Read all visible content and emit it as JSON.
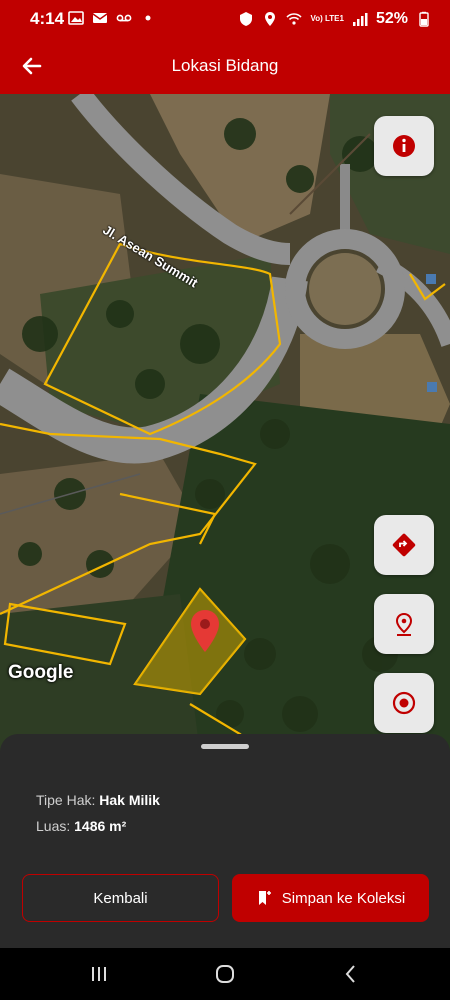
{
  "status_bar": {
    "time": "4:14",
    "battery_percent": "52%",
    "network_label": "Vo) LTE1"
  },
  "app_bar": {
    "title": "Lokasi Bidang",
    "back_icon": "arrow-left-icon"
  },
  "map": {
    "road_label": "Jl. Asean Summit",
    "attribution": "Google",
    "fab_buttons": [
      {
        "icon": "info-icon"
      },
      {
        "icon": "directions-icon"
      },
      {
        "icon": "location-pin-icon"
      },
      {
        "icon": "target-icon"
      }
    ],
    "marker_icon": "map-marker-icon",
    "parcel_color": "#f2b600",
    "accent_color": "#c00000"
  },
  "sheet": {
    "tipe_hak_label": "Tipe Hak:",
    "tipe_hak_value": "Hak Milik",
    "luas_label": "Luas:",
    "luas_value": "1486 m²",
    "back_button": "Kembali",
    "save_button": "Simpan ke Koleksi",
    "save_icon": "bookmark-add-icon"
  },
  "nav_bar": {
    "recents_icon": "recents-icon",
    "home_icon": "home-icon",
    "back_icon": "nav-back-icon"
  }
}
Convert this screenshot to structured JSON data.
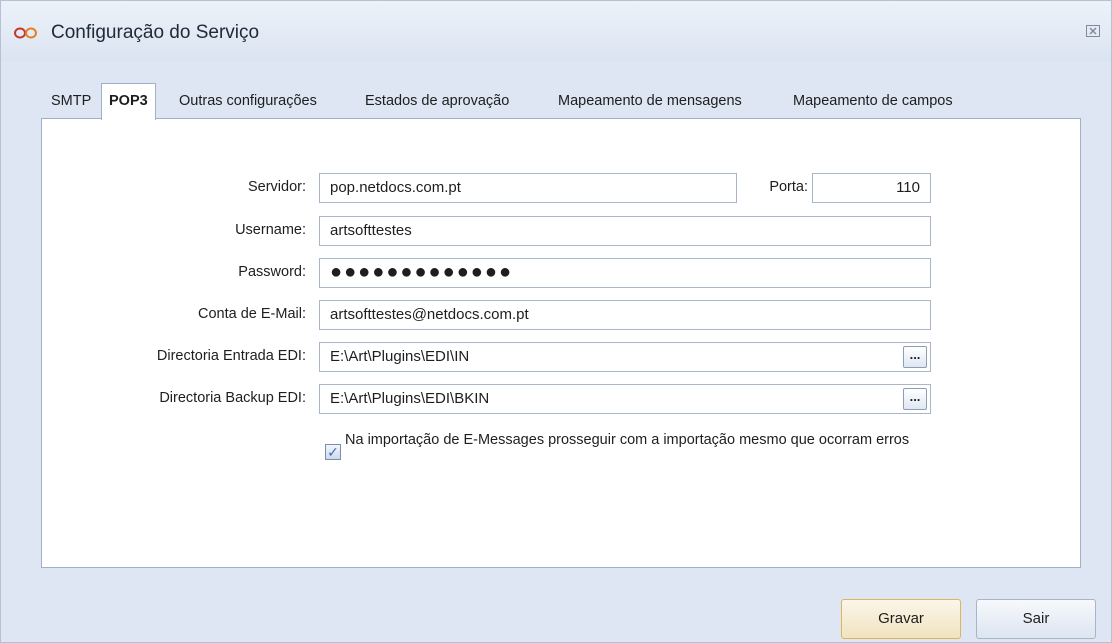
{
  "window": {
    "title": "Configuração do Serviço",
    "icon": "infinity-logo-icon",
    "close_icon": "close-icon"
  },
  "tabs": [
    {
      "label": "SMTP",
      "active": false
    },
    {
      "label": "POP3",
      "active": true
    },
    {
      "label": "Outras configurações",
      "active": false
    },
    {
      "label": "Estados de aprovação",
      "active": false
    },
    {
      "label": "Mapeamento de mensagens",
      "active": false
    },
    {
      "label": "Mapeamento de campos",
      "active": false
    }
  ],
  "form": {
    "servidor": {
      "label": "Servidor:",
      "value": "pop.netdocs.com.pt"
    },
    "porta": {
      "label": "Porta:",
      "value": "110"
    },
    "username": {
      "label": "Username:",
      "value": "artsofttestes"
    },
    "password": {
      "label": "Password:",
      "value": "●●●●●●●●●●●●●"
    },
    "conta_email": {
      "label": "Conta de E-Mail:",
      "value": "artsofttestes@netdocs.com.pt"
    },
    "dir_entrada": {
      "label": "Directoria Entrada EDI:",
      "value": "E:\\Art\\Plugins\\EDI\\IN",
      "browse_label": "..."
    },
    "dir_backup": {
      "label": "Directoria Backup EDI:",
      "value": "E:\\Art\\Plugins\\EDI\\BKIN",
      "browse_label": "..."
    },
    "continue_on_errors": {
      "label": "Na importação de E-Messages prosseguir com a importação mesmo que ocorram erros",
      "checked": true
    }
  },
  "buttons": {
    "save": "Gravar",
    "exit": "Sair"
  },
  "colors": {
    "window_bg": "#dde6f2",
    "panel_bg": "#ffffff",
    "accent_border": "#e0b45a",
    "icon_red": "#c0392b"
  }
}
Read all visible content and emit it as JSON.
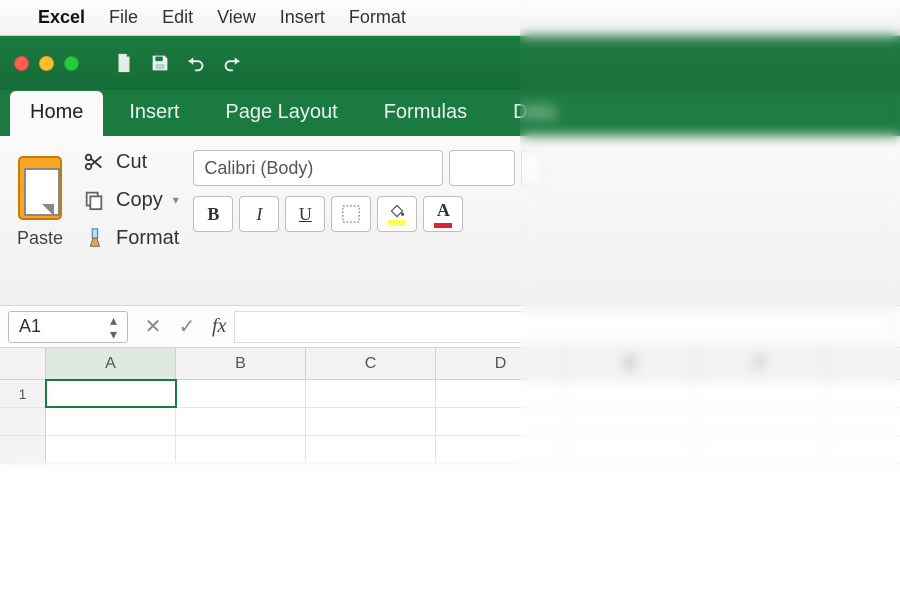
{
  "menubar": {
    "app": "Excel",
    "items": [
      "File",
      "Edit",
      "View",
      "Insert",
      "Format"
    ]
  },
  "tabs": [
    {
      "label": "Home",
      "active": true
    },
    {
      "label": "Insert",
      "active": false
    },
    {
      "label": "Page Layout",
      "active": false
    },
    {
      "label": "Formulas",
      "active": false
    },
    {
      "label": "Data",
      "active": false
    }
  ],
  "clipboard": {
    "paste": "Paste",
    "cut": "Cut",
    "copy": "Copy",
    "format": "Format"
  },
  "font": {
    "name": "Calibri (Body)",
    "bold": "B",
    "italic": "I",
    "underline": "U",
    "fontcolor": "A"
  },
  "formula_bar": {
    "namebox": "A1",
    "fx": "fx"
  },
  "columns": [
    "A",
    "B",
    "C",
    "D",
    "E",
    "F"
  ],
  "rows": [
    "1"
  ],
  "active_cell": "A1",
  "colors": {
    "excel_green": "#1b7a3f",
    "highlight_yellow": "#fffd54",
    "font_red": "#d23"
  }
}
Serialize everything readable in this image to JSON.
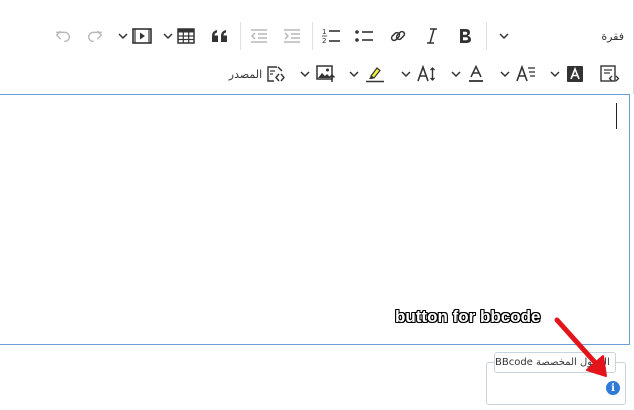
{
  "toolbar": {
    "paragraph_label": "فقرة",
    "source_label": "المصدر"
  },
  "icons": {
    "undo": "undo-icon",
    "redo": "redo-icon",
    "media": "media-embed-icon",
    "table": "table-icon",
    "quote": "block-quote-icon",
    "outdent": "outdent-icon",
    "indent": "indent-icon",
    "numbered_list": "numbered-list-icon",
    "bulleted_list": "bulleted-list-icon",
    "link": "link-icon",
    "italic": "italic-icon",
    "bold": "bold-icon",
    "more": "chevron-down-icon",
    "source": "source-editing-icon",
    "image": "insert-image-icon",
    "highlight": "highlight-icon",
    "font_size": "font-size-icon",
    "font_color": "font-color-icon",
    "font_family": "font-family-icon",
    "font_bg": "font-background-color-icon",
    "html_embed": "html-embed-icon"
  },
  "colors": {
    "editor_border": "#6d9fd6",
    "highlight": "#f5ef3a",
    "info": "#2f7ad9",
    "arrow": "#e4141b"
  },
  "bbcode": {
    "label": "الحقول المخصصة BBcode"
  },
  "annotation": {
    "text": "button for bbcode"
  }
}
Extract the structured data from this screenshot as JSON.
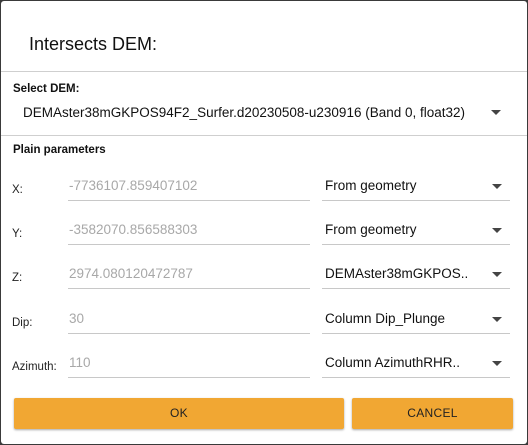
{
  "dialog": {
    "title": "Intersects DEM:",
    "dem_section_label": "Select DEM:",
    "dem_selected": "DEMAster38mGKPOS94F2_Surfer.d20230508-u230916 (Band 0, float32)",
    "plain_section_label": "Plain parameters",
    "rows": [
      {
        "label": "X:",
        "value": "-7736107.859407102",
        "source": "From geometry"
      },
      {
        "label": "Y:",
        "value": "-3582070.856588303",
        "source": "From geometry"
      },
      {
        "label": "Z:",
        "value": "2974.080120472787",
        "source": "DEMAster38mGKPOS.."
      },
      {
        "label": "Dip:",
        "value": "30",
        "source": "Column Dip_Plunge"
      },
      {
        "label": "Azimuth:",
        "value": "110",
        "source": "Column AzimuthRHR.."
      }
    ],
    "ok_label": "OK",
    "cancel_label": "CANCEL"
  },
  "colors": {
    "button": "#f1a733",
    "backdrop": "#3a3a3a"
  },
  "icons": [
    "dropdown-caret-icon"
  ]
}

**SET PROBLEM**:
List all lines where "Mapeamento" occurs.

**OUTPUT BELOW**:
      "label": "Mapeamento de mensagens",
      "label": "Mapeamento de campos",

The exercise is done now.